# TASK GOAL
Copy down every line where the string "JSON" shows up.

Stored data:
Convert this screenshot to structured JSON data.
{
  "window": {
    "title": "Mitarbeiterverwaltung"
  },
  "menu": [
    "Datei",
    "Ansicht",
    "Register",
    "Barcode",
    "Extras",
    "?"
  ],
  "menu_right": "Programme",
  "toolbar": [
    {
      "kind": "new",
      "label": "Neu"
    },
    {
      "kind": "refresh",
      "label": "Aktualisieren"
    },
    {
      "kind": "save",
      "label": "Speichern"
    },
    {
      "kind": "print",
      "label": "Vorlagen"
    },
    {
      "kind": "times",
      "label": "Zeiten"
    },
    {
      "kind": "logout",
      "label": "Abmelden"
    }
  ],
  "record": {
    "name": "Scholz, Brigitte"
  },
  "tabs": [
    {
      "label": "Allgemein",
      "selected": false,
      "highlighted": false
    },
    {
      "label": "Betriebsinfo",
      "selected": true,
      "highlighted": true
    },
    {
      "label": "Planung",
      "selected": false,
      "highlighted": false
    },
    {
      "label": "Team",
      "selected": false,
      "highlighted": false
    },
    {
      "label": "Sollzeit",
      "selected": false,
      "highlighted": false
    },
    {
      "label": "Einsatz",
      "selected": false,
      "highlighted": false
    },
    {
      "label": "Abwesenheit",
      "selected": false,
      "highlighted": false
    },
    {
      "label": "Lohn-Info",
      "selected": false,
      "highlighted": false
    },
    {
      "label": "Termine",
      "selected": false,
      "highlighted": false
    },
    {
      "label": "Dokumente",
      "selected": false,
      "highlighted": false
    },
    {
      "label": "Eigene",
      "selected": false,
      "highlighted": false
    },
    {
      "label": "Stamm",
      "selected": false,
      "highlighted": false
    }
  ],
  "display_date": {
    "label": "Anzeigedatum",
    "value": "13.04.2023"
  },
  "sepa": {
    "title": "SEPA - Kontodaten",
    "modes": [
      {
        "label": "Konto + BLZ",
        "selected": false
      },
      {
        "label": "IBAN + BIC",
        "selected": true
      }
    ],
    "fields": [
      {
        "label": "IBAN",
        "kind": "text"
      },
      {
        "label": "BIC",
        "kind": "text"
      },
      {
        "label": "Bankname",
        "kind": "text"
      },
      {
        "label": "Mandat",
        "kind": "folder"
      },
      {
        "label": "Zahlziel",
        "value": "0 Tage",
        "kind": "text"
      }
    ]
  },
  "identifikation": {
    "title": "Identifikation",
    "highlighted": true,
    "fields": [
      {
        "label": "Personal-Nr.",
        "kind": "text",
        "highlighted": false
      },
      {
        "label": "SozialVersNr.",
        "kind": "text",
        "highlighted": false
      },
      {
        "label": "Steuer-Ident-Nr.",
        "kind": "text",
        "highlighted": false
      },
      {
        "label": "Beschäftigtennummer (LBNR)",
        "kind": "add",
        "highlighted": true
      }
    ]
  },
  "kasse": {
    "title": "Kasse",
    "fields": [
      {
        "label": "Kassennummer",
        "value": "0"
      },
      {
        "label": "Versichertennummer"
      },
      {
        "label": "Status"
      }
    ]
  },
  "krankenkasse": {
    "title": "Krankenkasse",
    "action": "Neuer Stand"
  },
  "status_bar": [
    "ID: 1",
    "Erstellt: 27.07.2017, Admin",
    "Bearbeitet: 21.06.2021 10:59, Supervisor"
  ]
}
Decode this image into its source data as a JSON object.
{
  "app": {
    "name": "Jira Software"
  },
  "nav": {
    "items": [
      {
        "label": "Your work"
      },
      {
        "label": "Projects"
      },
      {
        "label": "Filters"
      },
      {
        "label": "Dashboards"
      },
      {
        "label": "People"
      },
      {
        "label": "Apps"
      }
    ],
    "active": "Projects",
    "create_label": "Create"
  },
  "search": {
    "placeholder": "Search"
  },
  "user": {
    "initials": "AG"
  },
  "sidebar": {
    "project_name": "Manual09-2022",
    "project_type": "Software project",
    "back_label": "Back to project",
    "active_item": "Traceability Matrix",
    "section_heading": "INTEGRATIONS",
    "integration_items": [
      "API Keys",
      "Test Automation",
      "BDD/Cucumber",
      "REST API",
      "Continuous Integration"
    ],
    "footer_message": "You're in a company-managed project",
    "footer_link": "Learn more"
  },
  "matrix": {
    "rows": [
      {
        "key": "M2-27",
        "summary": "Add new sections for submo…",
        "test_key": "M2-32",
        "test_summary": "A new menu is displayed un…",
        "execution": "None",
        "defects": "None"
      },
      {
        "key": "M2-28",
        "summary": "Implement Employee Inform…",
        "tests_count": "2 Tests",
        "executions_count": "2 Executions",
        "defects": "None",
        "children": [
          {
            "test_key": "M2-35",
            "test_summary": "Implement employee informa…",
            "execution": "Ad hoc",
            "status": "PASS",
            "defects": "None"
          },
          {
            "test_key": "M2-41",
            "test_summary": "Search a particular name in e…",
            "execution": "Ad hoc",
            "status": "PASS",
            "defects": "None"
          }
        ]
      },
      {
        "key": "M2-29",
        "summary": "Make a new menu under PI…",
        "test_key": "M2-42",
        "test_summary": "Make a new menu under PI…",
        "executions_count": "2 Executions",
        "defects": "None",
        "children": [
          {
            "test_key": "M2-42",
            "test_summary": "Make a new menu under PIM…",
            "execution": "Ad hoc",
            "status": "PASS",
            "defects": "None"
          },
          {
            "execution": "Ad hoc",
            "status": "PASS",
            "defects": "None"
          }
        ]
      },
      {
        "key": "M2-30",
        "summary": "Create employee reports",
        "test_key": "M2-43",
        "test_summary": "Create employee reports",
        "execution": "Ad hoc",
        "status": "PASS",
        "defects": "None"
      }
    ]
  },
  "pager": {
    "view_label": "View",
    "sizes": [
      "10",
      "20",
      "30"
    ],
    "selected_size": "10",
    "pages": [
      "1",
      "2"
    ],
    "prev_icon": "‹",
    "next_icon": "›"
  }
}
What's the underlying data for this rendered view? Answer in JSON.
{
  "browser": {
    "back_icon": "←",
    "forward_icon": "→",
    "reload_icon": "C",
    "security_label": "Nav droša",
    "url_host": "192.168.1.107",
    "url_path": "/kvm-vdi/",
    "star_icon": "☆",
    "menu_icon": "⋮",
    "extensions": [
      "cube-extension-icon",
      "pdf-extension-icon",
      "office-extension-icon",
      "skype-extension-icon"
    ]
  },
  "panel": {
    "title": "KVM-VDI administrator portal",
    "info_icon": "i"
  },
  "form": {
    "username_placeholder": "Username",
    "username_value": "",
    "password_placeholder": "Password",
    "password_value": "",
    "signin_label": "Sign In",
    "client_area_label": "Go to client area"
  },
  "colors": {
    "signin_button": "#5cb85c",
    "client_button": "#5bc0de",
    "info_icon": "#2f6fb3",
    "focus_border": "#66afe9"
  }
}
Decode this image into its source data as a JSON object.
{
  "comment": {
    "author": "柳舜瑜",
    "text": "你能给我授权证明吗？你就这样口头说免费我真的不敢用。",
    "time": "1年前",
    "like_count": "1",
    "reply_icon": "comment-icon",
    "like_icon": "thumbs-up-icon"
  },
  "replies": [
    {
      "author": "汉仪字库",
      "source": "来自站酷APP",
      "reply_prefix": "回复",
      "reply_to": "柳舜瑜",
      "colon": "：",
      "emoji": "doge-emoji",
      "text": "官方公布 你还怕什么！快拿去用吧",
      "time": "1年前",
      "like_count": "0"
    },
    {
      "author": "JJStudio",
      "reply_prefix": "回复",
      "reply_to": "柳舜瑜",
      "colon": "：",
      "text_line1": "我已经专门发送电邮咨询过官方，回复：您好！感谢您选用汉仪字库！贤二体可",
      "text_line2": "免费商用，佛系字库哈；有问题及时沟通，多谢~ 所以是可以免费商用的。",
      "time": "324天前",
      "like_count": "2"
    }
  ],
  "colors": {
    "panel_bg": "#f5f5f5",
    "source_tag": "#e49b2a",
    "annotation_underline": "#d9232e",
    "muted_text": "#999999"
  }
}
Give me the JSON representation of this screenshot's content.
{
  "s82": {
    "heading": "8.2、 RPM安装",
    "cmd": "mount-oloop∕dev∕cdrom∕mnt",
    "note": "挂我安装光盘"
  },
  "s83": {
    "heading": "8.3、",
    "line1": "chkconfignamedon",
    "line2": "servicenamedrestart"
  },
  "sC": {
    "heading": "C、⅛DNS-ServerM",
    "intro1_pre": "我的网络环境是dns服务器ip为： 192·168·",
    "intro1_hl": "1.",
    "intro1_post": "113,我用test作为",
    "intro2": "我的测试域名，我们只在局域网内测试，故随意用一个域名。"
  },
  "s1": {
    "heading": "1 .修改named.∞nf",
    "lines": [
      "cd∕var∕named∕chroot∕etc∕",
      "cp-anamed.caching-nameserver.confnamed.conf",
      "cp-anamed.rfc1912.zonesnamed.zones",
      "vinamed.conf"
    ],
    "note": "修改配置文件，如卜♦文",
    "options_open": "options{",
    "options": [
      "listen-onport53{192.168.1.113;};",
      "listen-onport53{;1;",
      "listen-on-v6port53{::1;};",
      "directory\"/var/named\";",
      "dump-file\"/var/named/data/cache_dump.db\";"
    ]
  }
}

# WRITTEN RESPONSE
Convert this screenshot to structured JSON data.
Decode this image into its source data as a JSON object.
What's the underlying data for this rendered view? Answer in JSON.
Decode this image into its source data as a JSON object.
Give me the JSON representation of this screenshot's content.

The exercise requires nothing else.